- **What to work on**
Pick out all lines of the entries that include the word "content" and copy them.

Records from a collection of figures
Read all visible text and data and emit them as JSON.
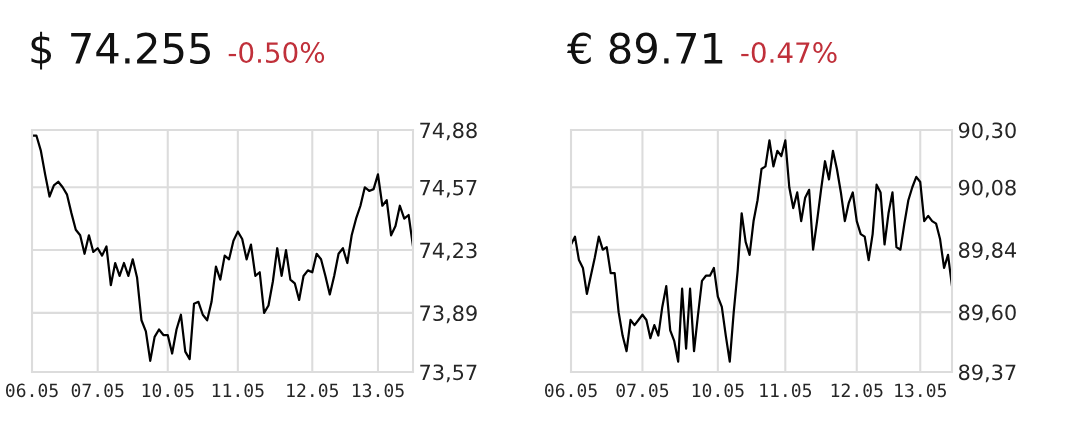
{
  "chart_data": [
    {
      "type": "line",
      "title": "$ 74.255",
      "subtitle": "-0.50%",
      "grid": true,
      "tick_labels": "xy",
      "ylim": [
        73.57,
        74.88
      ],
      "categories": [
        "06.05",
        null,
        null,
        null,
        null,
        null,
        null,
        null,
        null,
        null,
        null,
        null,
        null,
        null,
        null,
        "07.05",
        null,
        null,
        null,
        null,
        null,
        null,
        null,
        null,
        null,
        null,
        null,
        null,
        null,
        null,
        null,
        "10.05",
        null,
        null,
        null,
        null,
        null,
        null,
        null,
        null,
        null,
        null,
        null,
        null,
        null,
        null,
        null,
        "11.05",
        null,
        null,
        null,
        null,
        null,
        null,
        null,
        null,
        null,
        null,
        null,
        null,
        null,
        null,
        null,
        null,
        "12.05",
        null,
        null,
        null,
        null,
        null,
        null,
        null,
        null,
        null,
        null,
        null,
        null,
        null,
        null,
        "13.05",
        null,
        null,
        null,
        null,
        null,
        null,
        null,
        null
      ],
      "yticks": [
        {
          "value": 74.88,
          "label": "74,88"
        },
        {
          "value": 74.57,
          "label": "74,57"
        },
        {
          "value": 74.23,
          "label": "74,23"
        },
        {
          "value": 73.89,
          "label": "73,89"
        },
        {
          "value": 73.57,
          "label": "73,57"
        }
      ],
      "series": [
        {
          "color": "#000000",
          "values": [
            74.85,
            74.85,
            74.77,
            74.64,
            74.52,
            74.58,
            74.6,
            74.57,
            74.53,
            74.43,
            74.34,
            74.31,
            74.21,
            74.31,
            74.22,
            74.24,
            74.2,
            74.25,
            74.04,
            74.16,
            74.09,
            74.16,
            74.09,
            74.18,
            74.08,
            73.85,
            73.79,
            73.63,
            73.76,
            73.8,
            73.77,
            73.77,
            73.67,
            73.8,
            73.88,
            73.68,
            73.64,
            73.94,
            73.95,
            73.88,
            73.85,
            73.95,
            74.14,
            74.07,
            74.2,
            74.18,
            74.28,
            74.33,
            74.29,
            74.18,
            74.26,
            74.09,
            74.11,
            73.89,
            73.93,
            74.06,
            74.24,
            74.09,
            74.23,
            74.07,
            74.05,
            73.96,
            74.09,
            74.12,
            74.11,
            74.21,
            74.18,
            74.09,
            73.99,
            74.09,
            74.21,
            74.24,
            74.16,
            74.31,
            74.4,
            74.47,
            74.57,
            74.55,
            74.56,
            74.64,
            74.47,
            74.5,
            74.31,
            74.36,
            74.47,
            74.4,
            74.42,
            74.25
          ]
        }
      ]
    },
    {
      "type": "line",
      "title": "€ 89.71",
      "subtitle": "-0.47%",
      "grid": true,
      "tick_labels": "xy",
      "ylim": [
        89.37,
        90.3
      ],
      "categories": [
        "06.05",
        null,
        null,
        null,
        null,
        null,
        null,
        null,
        null,
        null,
        null,
        null,
        null,
        null,
        null,
        null,
        null,
        null,
        "07.05",
        null,
        null,
        null,
        null,
        null,
        null,
        null,
        null,
        null,
        null,
        null,
        null,
        null,
        null,
        null,
        null,
        null,
        null,
        "10.05",
        null,
        null,
        null,
        null,
        null,
        null,
        null,
        null,
        null,
        null,
        null,
        null,
        null,
        null,
        null,
        null,
        "11.05",
        null,
        null,
        null,
        null,
        null,
        null,
        null,
        null,
        null,
        null,
        null,
        null,
        null,
        null,
        null,
        null,
        null,
        "12.05",
        null,
        null,
        null,
        null,
        null,
        null,
        null,
        null,
        null,
        null,
        null,
        null,
        null,
        null,
        null,
        "13.05",
        null,
        null,
        null,
        null,
        null,
        null,
        null,
        null
      ],
      "yticks": [
        {
          "value": 90.3,
          "label": "90,30"
        },
        {
          "value": 90.08,
          "label": "90,08"
        },
        {
          "value": 89.84,
          "label": "89,84"
        },
        {
          "value": 89.6,
          "label": "89,60"
        },
        {
          "value": 89.37,
          "label": "89,37"
        }
      ],
      "series": [
        {
          "color": "#000000",
          "values": [
            89.86,
            89.89,
            89.8,
            89.77,
            89.67,
            89.74,
            89.81,
            89.89,
            89.84,
            89.85,
            89.75,
            89.75,
            89.6,
            89.51,
            89.45,
            89.57,
            89.55,
            89.57,
            89.59,
            89.57,
            89.5,
            89.55,
            89.51,
            89.62,
            89.7,
            89.53,
            89.49,
            89.41,
            89.69,
            89.46,
            89.69,
            89.45,
            89.59,
            89.72,
            89.74,
            89.74,
            89.77,
            89.66,
            89.62,
            89.51,
            89.41,
            89.6,
            89.76,
            89.98,
            89.87,
            89.82,
            89.95,
            90.03,
            90.15,
            90.16,
            90.26,
            90.16,
            90.22,
            90.2,
            90.26,
            90.08,
            90.0,
            90.06,
            89.95,
            90.04,
            90.07,
            89.84,
            89.95,
            90.07,
            90.18,
            90.11,
            90.22,
            90.15,
            90.06,
            89.95,
            90.02,
            90.06,
            89.95,
            89.9,
            89.89,
            89.8,
            89.9,
            90.09,
            90.06,
            89.86,
            89.98,
            90.06,
            89.85,
            89.84,
            89.94,
            90.03,
            90.08,
            90.12,
            90.1,
            89.95,
            89.97,
            89.95,
            89.94,
            89.88,
            89.77,
            89.82,
            89.7
          ]
        }
      ]
    }
  ]
}
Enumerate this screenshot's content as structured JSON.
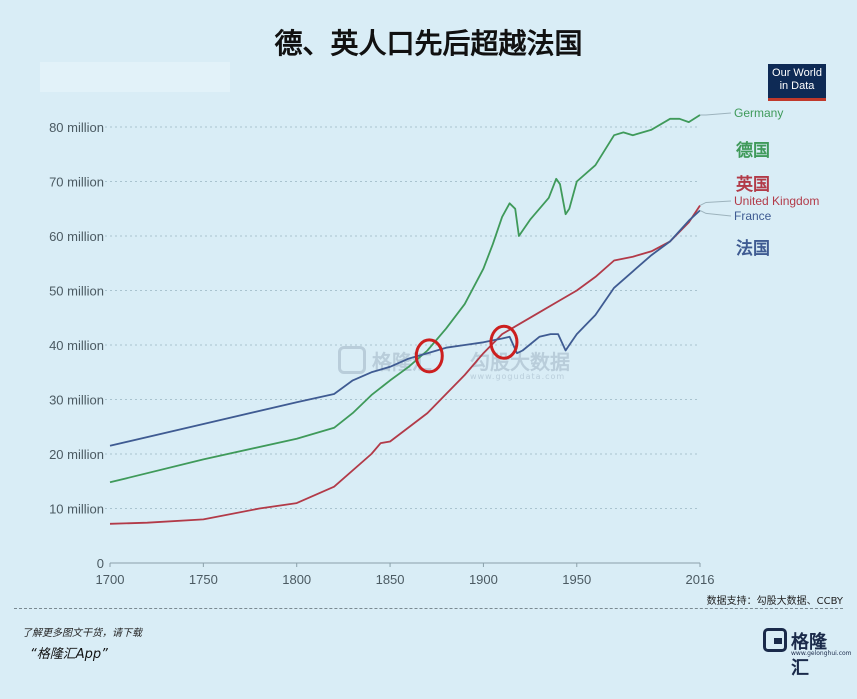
{
  "title": "德、英人口先后超越法国",
  "owid_badge": {
    "line1": "Our World",
    "line2": "in Data"
  },
  "watermark": {
    "name": "格隆汇",
    "name2": "勾股大数据",
    "url": "www.gogudata.com"
  },
  "source_text": "数据支持：勾股大数据、CCBY",
  "promo": {
    "line1": "了解更多图文干货，请下载",
    "line2": "“格隆汇App”"
  },
  "logo": {
    "text": "格隆汇",
    "sub": "www.gelonghui.com"
  },
  "colors": {
    "germany": "#3f9a5a",
    "uk": "#b23a48",
    "france": "#3f5b92",
    "highlight": "#cc1f1f",
    "background": "#d9edf6"
  },
  "chart_data": {
    "type": "line",
    "xlim": [
      1700,
      2016
    ],
    "ylim": [
      0,
      80
    ],
    "y_ticks": [
      0,
      10,
      20,
      30,
      40,
      50,
      60,
      70,
      80
    ],
    "y_tick_labels": [
      "0",
      "10 million",
      "20 million",
      "30 million",
      "40 million",
      "50 million",
      "60 million",
      "70 million",
      "80 million"
    ],
    "x_ticks": [
      1700,
      1750,
      1800,
      1850,
      1900,
      1950,
      2016
    ],
    "x_tick_labels": [
      "1700",
      "1750",
      "1800",
      "1850",
      "1900",
      "1950",
      "2016"
    ],
    "grid": true,
    "series": [
      {
        "name": "Germany",
        "label_cn": "德国",
        "color": "#3f9a5a",
        "x": [
          1700,
          1750,
          1800,
          1820,
          1830,
          1840,
          1850,
          1860,
          1870,
          1880,
          1890,
          1900,
          1905,
          1910,
          1914,
          1917,
          1919,
          1925,
          1935,
          1939,
          1941,
          1944,
          1946,
          1950,
          1960,
          1970,
          1975,
          1980,
          1990,
          2000,
          2005,
          2010,
          2016
        ],
        "values": [
          14.8,
          19.0,
          22.8,
          24.8,
          27.5,
          30.8,
          33.5,
          36.0,
          39.0,
          43.0,
          47.5,
          54.0,
          58.5,
          63.5,
          66.0,
          65.0,
          60.0,
          63.0,
          67.0,
          70.5,
          69.5,
          64.0,
          65.0,
          70.0,
          73.0,
          78.5,
          79.0,
          78.5,
          79.5,
          81.5,
          81.5,
          80.9,
          82.2
        ]
      },
      {
        "name": "United Kingdom",
        "label_cn": "英国",
        "color": "#b23a48",
        "x": [
          1700,
          1720,
          1750,
          1780,
          1800,
          1820,
          1840,
          1845,
          1850,
          1870,
          1880,
          1890,
          1900,
          1910,
          1920,
          1930,
          1940,
          1950,
          1960,
          1970,
          1980,
          1990,
          2000,
          2010,
          2016
        ],
        "values": [
          7.2,
          7.4,
          8.0,
          10.0,
          11.0,
          14.0,
          20.0,
          22.0,
          22.3,
          27.5,
          31.0,
          34.5,
          38.5,
          42.0,
          44.0,
          46.0,
          48.0,
          50.0,
          52.5,
          55.5,
          56.2,
          57.2,
          59.0,
          62.5,
          65.6
        ]
      },
      {
        "name": "France",
        "label_cn": "法国",
        "color": "#3f5b92",
        "x": [
          1700,
          1750,
          1800,
          1820,
          1830,
          1840,
          1850,
          1860,
          1870,
          1880,
          1890,
          1900,
          1910,
          1914,
          1918,
          1921,
          1930,
          1936,
          1940,
          1944,
          1946,
          1950,
          1960,
          1970,
          1980,
          1990,
          2000,
          2010,
          2016
        ],
        "values": [
          21.5,
          25.5,
          29.5,
          31.0,
          33.5,
          35.0,
          36.0,
          37.5,
          38.5,
          39.5,
          40.0,
          40.5,
          41.2,
          41.5,
          38.5,
          39.0,
          41.5,
          42.0,
          42.0,
          39.0,
          40.0,
          42.0,
          45.5,
          50.5,
          53.5,
          56.5,
          59.0,
          62.8,
          64.7
        ]
      }
    ],
    "annotations": [
      {
        "type": "circle",
        "x": 1871,
        "y": 38
      },
      {
        "type": "circle",
        "x": 1911,
        "y": 40.5
      }
    ]
  }
}
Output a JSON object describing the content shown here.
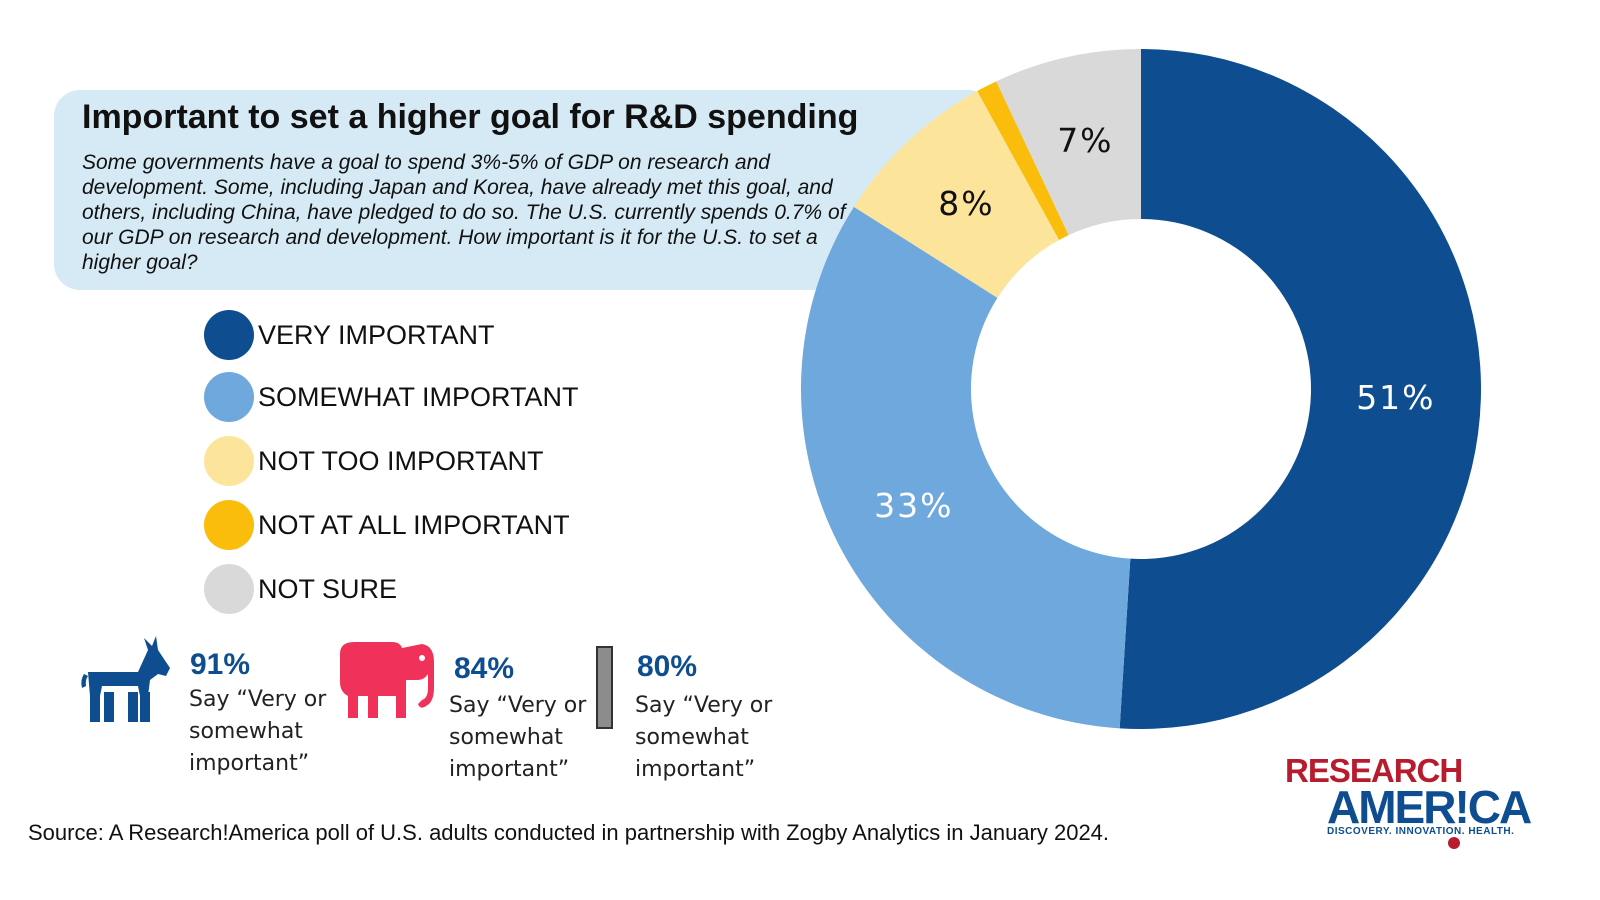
{
  "title": "Important to set a higher goal for R&D spending",
  "question": "Some governments have a goal to spend 3%-5% of GDP on research and development. Some, including Japan and Korea, have already met this goal, and others, including China, have pledged to do so. The U.S. currently spends 0.7% of our GDP on research and development. How important is it for the U.S. to set a higher goal?",
  "legend": [
    {
      "label": "VERY IMPORTANT",
      "color": "#0e4d8f"
    },
    {
      "label": "SOMEWHAT IMPORTANT",
      "color": "#6fa8dc"
    },
    {
      "label": "NOT TOO IMPORTANT",
      "color": "#fde49b"
    },
    {
      "label": "NOT AT ALL IMPORTANT",
      "color": "#fbbd0b"
    },
    {
      "label": "NOT SURE",
      "color": "#d9d9d9"
    }
  ],
  "chart_data": {
    "type": "pie",
    "variant": "donut",
    "categories": [
      "VERY IMPORTANT",
      "SOMEWHAT IMPORTANT",
      "NOT TOO IMPORTANT",
      "NOT AT ALL IMPORTANT",
      "NOT SURE"
    ],
    "values": [
      51,
      33,
      8,
      1,
      7
    ],
    "data_labels": [
      "51%",
      "33%",
      "8%",
      "",
      "7%"
    ],
    "colors": [
      "#0e4d8f",
      "#6fa8dc",
      "#fde49b",
      "#fbbd0b",
      "#d9d9d9"
    ],
    "label_colors": [
      "#ffffff",
      "#ffffff",
      "#111111",
      "#111111",
      "#111111"
    ],
    "title": "Important to set a higher goal for R&D spending",
    "legend": "left"
  },
  "party_stats": [
    {
      "party": "democrat",
      "icon": "donkey-icon",
      "percent": "91%",
      "note_line1": "Say “Very or",
      "note_line2": "somewhat",
      "note_line3": "important”",
      "color": "#0e4d8f"
    },
    {
      "party": "republican",
      "icon": "elephant-icon",
      "percent": "84%",
      "note_line1": "Say “Very or",
      "note_line2": "somewhat",
      "note_line3": "important”",
      "color": "#f0325a"
    },
    {
      "party": "independent",
      "icon": "independent-bar-icon",
      "percent": "80%",
      "note_line1": "Say “Very or",
      "note_line2": "somewhat",
      "note_line3": "important”",
      "color": "#8c8c8c"
    }
  ],
  "source": "Source:  A Research!America poll of U.S. adults conducted in partnership with Zogby Analytics in January 2024.",
  "logo": {
    "line1": "RESEARCH",
    "line2": "AMER!CA",
    "tagline": "DISCOVERY. INNOVATION. HEALTH."
  }
}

- **Written solution**
Enumerate this screenshot's content as structured JSON.
Output a JSON object describing the content shown here.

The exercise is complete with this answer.